Stored data —

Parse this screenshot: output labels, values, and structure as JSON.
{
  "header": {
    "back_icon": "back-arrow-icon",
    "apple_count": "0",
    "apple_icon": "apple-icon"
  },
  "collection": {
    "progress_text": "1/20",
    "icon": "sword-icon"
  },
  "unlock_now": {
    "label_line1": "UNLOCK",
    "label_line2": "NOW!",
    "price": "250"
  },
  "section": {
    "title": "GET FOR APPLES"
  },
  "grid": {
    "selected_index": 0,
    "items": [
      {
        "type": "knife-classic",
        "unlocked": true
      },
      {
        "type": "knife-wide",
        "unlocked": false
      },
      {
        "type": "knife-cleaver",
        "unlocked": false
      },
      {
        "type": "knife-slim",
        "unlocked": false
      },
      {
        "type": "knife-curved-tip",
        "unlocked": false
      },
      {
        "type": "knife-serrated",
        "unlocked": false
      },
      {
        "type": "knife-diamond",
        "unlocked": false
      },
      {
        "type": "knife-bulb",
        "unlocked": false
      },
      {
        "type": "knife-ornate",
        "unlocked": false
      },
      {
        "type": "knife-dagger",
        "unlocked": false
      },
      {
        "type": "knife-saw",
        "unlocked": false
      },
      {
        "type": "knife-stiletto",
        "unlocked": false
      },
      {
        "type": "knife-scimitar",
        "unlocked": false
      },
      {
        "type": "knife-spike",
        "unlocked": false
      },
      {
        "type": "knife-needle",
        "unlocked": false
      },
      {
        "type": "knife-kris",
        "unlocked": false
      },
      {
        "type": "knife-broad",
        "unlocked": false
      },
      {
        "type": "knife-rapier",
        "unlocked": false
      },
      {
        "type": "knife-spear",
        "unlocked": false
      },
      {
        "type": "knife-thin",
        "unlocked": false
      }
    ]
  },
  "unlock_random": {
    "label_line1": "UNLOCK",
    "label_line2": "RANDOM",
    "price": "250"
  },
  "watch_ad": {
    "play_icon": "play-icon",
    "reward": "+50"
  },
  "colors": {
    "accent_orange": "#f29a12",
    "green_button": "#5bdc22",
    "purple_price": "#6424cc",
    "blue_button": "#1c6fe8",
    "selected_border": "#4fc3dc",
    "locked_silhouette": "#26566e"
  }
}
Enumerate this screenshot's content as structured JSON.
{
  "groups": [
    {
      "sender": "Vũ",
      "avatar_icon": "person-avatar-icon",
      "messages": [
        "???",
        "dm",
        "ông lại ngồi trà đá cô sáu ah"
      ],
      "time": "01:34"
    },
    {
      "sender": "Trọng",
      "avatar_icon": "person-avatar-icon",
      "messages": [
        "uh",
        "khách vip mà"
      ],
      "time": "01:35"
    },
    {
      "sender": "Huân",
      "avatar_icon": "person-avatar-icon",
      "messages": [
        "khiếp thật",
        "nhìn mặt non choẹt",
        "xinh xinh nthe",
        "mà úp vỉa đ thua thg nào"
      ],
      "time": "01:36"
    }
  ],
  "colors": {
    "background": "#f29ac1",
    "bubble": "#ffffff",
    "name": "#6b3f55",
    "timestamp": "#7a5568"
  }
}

SHORT PROBLEM —
Begin with the line that contains "Enumerate this screenshot's" and quote each line after it exactly, stopping after the last line of the data.

TASK RESPONSE —
Enumerate this screenshot's content as structured JSON.
{
  "groups": [
    {
      "sender": "Vũ",
      "avatar_icon": "person-avatar-icon",
      "messages": [
        "???",
        "dm",
        "ông lại ngồi trà đá cô sáu ah"
      ],
      "time": "01:34"
    },
    {
      "sender": "Trọng",
      "avatar_icon": "person-avatar-icon",
      "messages": [
        "uh",
        "khách vip mà"
      ],
      "time": "01:35"
    },
    {
      "sender": "Huân",
      "avatar_icon": "person-avatar-icon",
      "messages": [
        "khiếp thật",
        "nhìn mặt non choẹt",
        "xinh xinh nthe",
        "mà úp vỉa đ thua thg nào"
      ],
      "time": "01:36"
    }
  ],
  "colors": {
    "background": "#f29ac1",
    "bubble": "#ffffff",
    "name": "#6b3f55",
    "timestamp": "#7a5568"
  }
}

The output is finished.